## [STATED EXERCISE]
Look through the material below for "screenshot". Copy every line that contains it.

[Dataset listings of figures]
○ ○ ○ ○ ○

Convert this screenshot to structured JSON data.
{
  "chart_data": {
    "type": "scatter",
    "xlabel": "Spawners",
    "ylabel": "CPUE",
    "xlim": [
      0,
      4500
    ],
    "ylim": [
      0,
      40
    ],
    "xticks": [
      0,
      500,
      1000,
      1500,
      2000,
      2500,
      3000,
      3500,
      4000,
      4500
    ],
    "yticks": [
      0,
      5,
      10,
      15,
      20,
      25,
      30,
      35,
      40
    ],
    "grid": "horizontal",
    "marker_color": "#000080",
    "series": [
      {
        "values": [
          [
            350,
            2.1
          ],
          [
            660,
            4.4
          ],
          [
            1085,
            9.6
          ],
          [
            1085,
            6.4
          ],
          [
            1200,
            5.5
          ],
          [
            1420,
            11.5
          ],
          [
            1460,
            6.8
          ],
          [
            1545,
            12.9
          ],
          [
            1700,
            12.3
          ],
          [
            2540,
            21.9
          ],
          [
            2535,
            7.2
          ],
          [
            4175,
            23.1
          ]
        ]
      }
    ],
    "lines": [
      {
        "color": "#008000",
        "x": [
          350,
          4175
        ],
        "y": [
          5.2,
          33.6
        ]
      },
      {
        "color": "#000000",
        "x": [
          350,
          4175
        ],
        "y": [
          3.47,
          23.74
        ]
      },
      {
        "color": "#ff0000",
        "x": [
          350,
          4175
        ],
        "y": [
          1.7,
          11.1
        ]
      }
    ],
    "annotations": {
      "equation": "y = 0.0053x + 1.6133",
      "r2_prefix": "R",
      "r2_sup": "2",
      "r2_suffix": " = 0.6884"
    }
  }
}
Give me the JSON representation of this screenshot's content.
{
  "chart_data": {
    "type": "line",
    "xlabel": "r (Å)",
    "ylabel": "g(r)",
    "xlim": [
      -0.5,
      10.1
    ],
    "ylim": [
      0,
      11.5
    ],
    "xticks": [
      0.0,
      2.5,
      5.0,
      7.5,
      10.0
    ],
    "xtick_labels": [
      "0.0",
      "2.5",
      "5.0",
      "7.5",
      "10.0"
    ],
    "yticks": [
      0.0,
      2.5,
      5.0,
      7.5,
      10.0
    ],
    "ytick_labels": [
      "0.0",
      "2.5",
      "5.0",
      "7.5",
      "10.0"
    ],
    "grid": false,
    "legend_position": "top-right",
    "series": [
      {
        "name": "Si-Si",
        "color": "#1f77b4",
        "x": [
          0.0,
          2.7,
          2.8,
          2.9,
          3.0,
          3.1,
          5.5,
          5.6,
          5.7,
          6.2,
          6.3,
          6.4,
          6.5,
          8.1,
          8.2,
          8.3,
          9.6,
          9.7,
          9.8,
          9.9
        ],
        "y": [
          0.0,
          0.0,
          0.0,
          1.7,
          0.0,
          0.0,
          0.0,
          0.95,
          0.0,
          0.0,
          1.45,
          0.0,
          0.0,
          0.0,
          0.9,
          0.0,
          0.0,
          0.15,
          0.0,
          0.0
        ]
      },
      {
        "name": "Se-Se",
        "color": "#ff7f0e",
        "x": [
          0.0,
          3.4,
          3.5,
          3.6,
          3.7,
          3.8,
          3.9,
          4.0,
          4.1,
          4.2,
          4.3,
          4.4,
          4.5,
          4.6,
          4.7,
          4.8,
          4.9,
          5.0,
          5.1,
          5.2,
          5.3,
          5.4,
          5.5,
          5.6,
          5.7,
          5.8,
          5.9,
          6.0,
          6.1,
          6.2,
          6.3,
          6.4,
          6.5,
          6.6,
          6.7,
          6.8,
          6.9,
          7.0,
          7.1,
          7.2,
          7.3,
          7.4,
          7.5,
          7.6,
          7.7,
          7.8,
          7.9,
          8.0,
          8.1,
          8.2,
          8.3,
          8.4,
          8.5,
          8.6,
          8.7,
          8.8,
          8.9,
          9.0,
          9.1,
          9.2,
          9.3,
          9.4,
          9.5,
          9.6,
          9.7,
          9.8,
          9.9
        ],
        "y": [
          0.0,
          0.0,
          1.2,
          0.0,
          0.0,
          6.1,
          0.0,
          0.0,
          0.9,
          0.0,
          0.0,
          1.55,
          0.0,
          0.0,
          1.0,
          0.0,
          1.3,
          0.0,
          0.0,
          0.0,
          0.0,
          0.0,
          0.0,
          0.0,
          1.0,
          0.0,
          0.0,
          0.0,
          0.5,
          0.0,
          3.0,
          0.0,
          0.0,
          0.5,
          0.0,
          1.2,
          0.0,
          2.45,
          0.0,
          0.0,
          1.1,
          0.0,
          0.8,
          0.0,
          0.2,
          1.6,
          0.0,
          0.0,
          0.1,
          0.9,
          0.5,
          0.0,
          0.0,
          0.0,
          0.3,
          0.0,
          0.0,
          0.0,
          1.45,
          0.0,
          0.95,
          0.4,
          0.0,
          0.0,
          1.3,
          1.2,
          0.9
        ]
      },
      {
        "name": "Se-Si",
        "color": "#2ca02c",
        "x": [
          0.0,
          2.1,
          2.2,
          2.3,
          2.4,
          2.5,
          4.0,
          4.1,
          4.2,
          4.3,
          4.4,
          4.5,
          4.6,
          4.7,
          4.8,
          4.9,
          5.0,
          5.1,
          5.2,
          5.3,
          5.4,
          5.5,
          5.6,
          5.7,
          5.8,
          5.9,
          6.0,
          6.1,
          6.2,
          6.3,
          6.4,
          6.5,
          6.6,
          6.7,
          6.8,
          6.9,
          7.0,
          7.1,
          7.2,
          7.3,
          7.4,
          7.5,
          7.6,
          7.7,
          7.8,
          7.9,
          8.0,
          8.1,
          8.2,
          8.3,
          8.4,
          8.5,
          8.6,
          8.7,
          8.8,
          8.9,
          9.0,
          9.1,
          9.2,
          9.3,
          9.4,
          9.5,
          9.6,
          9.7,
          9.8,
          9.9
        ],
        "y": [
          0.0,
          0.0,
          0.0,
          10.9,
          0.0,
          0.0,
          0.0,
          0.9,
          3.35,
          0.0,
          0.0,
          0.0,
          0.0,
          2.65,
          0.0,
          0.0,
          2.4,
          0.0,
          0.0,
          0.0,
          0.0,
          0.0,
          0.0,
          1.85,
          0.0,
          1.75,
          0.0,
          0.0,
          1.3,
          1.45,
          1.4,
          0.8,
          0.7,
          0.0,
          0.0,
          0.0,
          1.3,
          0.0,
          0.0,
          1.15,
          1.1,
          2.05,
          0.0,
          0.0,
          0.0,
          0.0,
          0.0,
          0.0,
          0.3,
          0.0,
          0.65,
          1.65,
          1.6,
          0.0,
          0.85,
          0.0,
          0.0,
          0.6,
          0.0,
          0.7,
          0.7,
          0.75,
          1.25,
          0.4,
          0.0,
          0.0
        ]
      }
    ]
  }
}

○ ○ ○ ○ ○

## [SOLUTION]
Convert this screenshot to structured JSON data.
Give me the JSON representation of this screenshot's content.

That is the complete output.